**Stated goal:** Below are the records. Gather each line that holds "bylo".

::: Data for the task

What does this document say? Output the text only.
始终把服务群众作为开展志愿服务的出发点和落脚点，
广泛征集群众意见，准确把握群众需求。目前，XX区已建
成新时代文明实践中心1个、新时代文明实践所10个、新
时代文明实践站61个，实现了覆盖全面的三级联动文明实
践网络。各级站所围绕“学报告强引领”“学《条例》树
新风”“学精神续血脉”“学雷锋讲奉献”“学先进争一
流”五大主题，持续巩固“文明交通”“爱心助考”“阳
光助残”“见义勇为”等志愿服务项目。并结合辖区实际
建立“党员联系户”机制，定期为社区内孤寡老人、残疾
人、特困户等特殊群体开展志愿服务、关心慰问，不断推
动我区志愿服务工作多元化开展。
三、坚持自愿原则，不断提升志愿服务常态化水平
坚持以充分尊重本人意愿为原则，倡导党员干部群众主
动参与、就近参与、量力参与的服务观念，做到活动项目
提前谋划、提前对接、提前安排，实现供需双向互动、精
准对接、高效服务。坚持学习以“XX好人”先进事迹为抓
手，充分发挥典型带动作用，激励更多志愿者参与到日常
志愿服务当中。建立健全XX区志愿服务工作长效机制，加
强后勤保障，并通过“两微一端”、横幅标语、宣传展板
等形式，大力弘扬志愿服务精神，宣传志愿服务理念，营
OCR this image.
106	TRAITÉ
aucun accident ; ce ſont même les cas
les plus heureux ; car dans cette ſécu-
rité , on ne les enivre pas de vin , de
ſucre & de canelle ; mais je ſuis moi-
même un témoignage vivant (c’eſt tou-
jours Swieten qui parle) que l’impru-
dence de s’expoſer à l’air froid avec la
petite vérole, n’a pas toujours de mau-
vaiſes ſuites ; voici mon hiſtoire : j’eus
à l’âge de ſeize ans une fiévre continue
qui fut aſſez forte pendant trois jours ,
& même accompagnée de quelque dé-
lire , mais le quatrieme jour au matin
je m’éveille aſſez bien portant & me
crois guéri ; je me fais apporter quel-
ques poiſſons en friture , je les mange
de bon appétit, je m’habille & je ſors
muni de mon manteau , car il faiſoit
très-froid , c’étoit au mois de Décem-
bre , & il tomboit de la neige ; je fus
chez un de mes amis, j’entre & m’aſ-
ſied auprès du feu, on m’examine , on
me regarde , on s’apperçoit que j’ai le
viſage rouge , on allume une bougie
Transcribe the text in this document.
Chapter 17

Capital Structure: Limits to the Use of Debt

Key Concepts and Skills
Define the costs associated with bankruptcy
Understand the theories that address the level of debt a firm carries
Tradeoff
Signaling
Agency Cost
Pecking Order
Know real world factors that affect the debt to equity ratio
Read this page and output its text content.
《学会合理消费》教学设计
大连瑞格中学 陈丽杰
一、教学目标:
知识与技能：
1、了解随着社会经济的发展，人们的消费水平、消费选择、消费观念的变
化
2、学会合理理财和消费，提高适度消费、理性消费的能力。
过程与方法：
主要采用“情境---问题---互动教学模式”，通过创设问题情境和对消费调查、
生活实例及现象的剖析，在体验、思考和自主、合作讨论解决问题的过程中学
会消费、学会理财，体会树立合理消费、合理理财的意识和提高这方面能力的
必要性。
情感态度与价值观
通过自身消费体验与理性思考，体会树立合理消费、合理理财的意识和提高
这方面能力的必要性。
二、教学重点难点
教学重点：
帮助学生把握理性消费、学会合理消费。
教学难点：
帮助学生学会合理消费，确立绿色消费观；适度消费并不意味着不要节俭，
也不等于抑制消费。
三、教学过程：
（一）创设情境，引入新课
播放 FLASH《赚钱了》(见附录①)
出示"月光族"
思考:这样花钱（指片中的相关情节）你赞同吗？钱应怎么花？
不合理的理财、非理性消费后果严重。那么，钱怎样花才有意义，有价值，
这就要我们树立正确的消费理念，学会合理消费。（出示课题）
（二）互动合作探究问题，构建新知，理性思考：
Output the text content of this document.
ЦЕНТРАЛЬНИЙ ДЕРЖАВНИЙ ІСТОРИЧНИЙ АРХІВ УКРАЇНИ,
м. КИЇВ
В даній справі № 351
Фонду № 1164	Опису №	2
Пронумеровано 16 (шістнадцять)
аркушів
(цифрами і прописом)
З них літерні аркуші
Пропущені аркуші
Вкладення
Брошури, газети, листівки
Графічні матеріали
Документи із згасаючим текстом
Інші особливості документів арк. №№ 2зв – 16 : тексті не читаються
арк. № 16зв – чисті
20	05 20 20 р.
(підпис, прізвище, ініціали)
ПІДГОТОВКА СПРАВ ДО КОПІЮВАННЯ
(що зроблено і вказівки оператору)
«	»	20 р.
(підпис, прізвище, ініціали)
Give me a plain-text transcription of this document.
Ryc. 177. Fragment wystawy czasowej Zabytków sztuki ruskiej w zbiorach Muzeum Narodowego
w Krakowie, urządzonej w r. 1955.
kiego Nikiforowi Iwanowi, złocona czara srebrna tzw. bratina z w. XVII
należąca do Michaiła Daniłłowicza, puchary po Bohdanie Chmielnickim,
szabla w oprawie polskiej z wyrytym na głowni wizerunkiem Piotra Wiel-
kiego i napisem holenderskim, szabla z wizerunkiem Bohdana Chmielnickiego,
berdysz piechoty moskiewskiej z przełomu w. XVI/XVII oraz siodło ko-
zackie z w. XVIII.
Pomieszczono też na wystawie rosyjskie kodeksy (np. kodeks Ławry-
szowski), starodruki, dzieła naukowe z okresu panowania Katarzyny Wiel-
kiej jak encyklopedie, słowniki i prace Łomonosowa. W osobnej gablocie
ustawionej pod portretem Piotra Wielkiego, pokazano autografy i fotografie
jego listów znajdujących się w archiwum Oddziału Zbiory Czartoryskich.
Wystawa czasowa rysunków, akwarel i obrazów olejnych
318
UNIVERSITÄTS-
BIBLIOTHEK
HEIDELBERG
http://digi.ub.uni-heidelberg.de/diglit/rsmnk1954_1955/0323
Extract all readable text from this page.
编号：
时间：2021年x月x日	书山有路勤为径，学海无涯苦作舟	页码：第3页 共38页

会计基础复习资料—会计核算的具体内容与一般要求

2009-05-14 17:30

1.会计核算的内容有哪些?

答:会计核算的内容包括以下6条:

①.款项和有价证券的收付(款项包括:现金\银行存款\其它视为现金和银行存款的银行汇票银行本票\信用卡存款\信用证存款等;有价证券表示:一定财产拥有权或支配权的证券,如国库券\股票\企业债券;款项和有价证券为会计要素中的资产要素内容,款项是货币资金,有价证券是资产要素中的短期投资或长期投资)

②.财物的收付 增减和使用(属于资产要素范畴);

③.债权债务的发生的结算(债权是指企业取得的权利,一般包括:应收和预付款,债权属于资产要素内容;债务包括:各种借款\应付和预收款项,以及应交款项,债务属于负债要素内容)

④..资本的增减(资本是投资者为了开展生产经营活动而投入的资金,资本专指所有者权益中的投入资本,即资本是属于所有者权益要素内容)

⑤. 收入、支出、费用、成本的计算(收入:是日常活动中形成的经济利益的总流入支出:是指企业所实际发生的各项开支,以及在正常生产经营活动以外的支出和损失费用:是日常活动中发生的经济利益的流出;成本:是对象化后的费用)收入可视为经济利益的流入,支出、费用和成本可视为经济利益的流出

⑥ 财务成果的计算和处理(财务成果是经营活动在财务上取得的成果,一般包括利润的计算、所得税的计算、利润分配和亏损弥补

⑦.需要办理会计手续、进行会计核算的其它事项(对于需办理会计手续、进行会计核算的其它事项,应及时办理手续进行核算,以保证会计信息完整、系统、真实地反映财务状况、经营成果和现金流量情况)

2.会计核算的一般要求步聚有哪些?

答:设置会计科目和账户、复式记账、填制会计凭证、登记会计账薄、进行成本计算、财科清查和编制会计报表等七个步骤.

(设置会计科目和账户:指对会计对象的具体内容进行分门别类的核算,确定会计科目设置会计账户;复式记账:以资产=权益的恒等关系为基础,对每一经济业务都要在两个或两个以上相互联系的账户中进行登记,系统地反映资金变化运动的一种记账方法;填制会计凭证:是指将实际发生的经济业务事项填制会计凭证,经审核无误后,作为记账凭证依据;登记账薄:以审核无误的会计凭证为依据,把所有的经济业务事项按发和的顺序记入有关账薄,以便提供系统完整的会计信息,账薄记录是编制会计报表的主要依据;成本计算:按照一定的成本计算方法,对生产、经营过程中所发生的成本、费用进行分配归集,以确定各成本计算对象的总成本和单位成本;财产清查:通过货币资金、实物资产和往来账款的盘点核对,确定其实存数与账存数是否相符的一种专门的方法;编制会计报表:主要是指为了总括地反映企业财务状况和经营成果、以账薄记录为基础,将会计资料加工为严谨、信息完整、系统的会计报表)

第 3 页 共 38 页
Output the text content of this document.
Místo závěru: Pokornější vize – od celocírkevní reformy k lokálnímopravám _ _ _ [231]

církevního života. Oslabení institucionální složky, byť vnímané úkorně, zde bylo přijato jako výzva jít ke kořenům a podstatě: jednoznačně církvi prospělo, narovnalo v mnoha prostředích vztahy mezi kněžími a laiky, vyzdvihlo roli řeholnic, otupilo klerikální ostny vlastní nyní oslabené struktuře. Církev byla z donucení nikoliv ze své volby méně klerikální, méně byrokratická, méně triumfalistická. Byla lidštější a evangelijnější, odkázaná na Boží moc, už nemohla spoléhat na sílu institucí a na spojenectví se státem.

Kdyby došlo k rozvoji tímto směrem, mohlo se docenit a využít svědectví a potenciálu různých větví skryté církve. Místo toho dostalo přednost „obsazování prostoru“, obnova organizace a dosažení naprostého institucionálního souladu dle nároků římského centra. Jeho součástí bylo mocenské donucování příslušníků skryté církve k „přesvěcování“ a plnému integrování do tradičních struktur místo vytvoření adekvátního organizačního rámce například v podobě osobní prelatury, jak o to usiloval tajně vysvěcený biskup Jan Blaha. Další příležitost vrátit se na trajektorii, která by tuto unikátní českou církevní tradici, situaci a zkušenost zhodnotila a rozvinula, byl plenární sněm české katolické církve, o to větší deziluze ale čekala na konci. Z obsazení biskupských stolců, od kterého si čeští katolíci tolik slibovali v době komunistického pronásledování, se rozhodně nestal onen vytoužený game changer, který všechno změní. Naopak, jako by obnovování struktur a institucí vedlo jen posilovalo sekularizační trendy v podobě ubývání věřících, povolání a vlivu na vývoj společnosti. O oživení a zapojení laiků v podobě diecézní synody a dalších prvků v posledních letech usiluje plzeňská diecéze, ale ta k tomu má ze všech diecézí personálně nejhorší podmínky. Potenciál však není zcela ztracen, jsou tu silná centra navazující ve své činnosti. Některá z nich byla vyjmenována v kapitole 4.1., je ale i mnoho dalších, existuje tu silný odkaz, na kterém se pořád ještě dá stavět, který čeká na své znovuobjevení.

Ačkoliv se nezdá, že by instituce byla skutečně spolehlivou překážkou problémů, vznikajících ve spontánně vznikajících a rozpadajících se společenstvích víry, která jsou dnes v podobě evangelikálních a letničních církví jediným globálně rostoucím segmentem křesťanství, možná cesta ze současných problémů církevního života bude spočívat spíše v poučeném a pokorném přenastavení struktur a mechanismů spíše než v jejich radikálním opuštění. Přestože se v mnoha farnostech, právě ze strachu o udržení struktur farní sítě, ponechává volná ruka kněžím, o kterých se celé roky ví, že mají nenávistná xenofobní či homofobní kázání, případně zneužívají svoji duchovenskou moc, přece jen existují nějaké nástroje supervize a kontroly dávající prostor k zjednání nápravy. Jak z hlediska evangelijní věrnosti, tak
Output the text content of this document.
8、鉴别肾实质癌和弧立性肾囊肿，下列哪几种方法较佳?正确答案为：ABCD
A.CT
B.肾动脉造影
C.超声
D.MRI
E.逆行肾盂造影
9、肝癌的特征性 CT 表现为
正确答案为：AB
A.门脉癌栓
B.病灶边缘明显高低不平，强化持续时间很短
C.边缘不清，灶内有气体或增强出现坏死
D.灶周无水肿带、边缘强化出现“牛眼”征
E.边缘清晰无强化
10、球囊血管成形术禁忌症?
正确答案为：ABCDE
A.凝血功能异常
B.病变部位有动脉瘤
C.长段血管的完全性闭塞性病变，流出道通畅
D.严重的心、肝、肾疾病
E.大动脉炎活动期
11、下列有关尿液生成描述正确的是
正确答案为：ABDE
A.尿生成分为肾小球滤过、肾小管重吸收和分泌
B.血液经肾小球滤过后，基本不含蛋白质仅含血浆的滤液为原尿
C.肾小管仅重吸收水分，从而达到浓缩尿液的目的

::::::

**Solution to this task:**
církevního života. Oslabení institucionální složky, byť vnímané úkorně, zde bylo přijato jako výzva jít ke kořenům a podstatě: jednoznačně církvi prospělo, narovnalo v mnoha prostředích vztahy mezi kněžími a laiky, vyzdvihlo roli řeholnic, otupilo klerikální ostny vlastní nyní oslabené struktuře. Církev byla z donucení nikoliv ze své volby méně klerikální, méně byrokratická, méně triumfalistická. Byla lidštější a evangelijnější, odkázaná na Boží moc, už nemohla spoléhat na sílu institucí a na spojenectví se státem.
Kdyby došlo k rozvoji tímto směrem, mohlo se docenit a využít svědectví a potenciálu různých větví skryté církve. Místo toho dostalo přednost „obsazování prostoru“, obnova organizace a dosažení naprostého institucionálního souladu dle nároků římského centra. Jeho součástí bylo mocenské donucování příslušníků skryté církve k „přesvěcování“ a plnému integrování do tradičních struktur místo vytvoření adekvátního organizačního rámce například v podobě osobní prelatury, jak o to usiloval tajně vysvěcený biskup Jan Blaha. Další příležitost vrátit se na trajektorii, která by tuto unikátní českou církevní tradici, situaci a zkušenost zhodnotila a rozvinula, byl plenární sněm české katolické církve, o to větší deziluze ale čekala na konci. Z obsazení biskupských stolců, od kterého si čeští katolíci tolik slibovali v době komunistického pronásledování, se rozhodně nestal onen vytoužený game changer, který všechno změní. Naopak, jako by obnovování struktur a institucí vedlo jen posilovalo sekularizační trendy v podobě ubývání věřících, povolání a vlivu na vývoj společnosti. O oživení a zapojení laiků v podobě diecézní synody a dalších prvků v posledních letech usiluje plzeňská diecéze, ale ta k tomu má ze všech diecézí personálně nejhorší podmínky. Potenciál však není zcela ztracen, jsou tu silná centra navazující ve své činnosti. Některá z nich byla vyjmenována v kapitole 4.1., je ale i mnoho dalších, existuje tu silný odkaz, na kterém se pořád ještě dá stavět, který čeká na své znovuobjevení.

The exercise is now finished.